= What you will do =
Every record that follows must be duplicated exactly, with images left out.

= Exercise input =
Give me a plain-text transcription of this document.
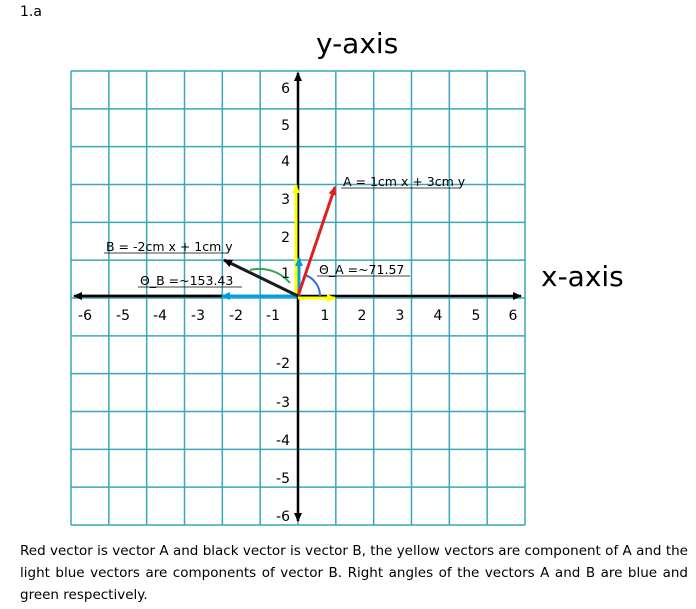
1.a
y-axis
x-axis
-6 -5 -4 -3 -2 -1	1 2 3 4 5 6
6
5
4
3
2
1
-2
-3
-4
-5
-6
A = 1cm x + 3cm y
B = -2cm x + 1cm y
Θ_A =~71.57
Θ_B =~153.43
Red vector is vector A and black vector is vector B, the yellow vectors are component of A and the light blue vectors are components of vector B. Right angles of the vectors A and B are blue and green respectively.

= Result of this task =
Give me a plain-text transcription of this document.
1.a
y-axis
x-axis
-6 -5 -4 -3 -2 -1	1 2 3 4 5 6
6
5
4
3
2
1
-2
-3
-4
-5
-6
A = 1cm x + 3cm y
B = -2cm x + 1cm y
Θ_A =~71.57
Θ_B =~153.43
Red vector is vector A and black vector is vector B, the yellow vectors are component of A and the light blue vectors are components of vector B. Right angles of the vectors A and B are blue and green respectively.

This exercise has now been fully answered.